### WHAT YOU ARE ASKED TO DO
Please quote the material exactly, every line of it.

### EXERCISE MATERIALS
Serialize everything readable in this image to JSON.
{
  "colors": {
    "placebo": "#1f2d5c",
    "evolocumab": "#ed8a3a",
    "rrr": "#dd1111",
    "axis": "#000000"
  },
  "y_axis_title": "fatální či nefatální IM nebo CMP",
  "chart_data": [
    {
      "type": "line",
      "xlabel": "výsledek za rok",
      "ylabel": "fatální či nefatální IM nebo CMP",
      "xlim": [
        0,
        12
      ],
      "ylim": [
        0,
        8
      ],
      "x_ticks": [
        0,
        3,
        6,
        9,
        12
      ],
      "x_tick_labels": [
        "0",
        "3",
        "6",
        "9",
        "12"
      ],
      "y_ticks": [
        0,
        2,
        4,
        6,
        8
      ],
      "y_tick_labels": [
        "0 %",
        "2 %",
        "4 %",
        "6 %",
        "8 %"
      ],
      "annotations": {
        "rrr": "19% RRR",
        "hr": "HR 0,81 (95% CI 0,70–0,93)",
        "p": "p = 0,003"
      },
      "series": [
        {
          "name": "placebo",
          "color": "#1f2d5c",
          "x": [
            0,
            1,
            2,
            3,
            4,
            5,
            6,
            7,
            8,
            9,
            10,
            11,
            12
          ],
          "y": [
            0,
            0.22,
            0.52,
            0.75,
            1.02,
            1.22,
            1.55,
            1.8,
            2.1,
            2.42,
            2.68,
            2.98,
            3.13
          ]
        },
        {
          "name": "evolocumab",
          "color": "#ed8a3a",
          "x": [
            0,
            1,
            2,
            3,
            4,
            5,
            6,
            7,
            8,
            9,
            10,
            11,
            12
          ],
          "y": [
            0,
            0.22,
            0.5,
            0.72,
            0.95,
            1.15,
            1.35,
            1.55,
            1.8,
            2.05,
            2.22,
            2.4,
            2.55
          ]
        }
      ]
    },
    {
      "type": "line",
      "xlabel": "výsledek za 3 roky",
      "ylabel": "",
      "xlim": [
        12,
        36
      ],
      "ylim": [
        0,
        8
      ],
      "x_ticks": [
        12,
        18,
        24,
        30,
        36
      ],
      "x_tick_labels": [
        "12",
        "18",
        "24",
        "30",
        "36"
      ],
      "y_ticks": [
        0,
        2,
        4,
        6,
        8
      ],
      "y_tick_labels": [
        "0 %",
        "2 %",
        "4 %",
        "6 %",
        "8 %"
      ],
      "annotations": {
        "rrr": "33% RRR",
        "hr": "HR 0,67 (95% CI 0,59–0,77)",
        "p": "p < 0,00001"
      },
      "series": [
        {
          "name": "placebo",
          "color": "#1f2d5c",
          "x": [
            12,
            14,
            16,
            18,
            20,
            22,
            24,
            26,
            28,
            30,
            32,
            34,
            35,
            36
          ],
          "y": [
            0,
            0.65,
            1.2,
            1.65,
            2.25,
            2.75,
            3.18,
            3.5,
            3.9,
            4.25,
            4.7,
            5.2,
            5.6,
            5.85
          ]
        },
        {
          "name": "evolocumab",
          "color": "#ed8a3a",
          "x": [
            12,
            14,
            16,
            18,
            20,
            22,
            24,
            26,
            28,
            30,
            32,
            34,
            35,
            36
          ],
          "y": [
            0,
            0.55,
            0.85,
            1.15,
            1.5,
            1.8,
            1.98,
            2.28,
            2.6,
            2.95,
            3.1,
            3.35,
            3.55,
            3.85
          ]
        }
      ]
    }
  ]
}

### EXERCISE RESULT
Serialize everything readable in this image to JSON.
{
  "colors": {
    "placebo": "#1f2d5c",
    "evolocumab": "#ed8a3a",
    "rrr": "#dd1111",
    "axis": "#000000"
  },
  "y_axis_title": "fatální či nefatální IM nebo CMP",
  "chart_data": [
    {
      "type": "line",
      "xlabel": "výsledek za rok",
      "ylabel": "fatální či nefatální IM nebo CMP",
      "xlim": [
        0,
        12
      ],
      "ylim": [
        0,
        8
      ],
      "x_ticks": [
        0,
        3,
        6,
        9,
        12
      ],
      "x_tick_labels": [
        "0",
        "3",
        "6",
        "9",
        "12"
      ],
      "y_ticks": [
        0,
        2,
        4,
        6,
        8
      ],
      "y_tick_labels": [
        "0 %",
        "2 %",
        "4 %",
        "6 %",
        "8 %"
      ],
      "annotations": {
        "rrr": "19% RRR",
        "hr": "HR 0,81 (95% CI 0,70–0,93)",
        "p": "p = 0,003"
      },
      "series": [
        {
          "name": "placebo",
          "color": "#1f2d5c",
          "x": [
            0,
            1,
            2,
            3,
            4,
            5,
            6,
            7,
            8,
            9,
            10,
            11,
            12
          ],
          "y": [
            0,
            0.22,
            0.52,
            0.75,
            1.02,
            1.22,
            1.55,
            1.8,
            2.1,
            2.42,
            2.68,
            2.98,
            3.13
          ]
        },
        {
          "name": "evolocumab",
          "color": "#ed8a3a",
          "x": [
            0,
            1,
            2,
            3,
            4,
            5,
            6,
            7,
            8,
            9,
            10,
            11,
            12
          ],
          "y": [
            0,
            0.22,
            0.5,
            0.72,
            0.95,
            1.15,
            1.35,
            1.55,
            1.8,
            2.05,
            2.22,
            2.4,
            2.55
          ]
        }
      ]
    },
    {
      "type": "line",
      "xlabel": "výsledek za 3 roky",
      "ylabel": "",
      "xlim": [
        12,
        36
      ],
      "ylim": [
        0,
        8
      ],
      "x_ticks": [
        12,
        18,
        24,
        30,
        36
      ],
      "x_tick_labels": [
        "12",
        "18",
        "24",
        "30",
        "36"
      ],
      "y_ticks": [
        0,
        2,
        4,
        6,
        8
      ],
      "y_tick_labels": [
        "0 %",
        "2 %",
        "4 %",
        "6 %",
        "8 %"
      ],
      "annotations": {
        "rrr": "33% RRR",
        "hr": "HR 0,67 (95% CI 0,59–0,77)",
        "p": "p < 0,00001"
      },
      "series": [
        {
          "name": "placebo",
          "color": "#1f2d5c",
          "x": [
            12,
            14,
            16,
            18,
            20,
            22,
            24,
            26,
            28,
            30,
            32,
            34,
            35,
            36
          ],
          "y": [
            0,
            0.65,
            1.2,
            1.65,
            2.25,
            2.75,
            3.18,
            3.5,
            3.9,
            4.25,
            4.7,
            5.2,
            5.6,
            5.85
          ]
        },
        {
          "name": "evolocumab",
          "color": "#ed8a3a",
          "x": [
            12,
            14,
            16,
            18,
            20,
            22,
            24,
            26,
            28,
            30,
            32,
            34,
            35,
            36
          ],
          "y": [
            0,
            0.55,
            0.85,
            1.15,
            1.5,
            1.8,
            1.98,
            2.28,
            2.6,
            2.95,
            3.1,
            3.35,
            3.55,
            3.85
          ]
        }
      ]
    }
  ]
}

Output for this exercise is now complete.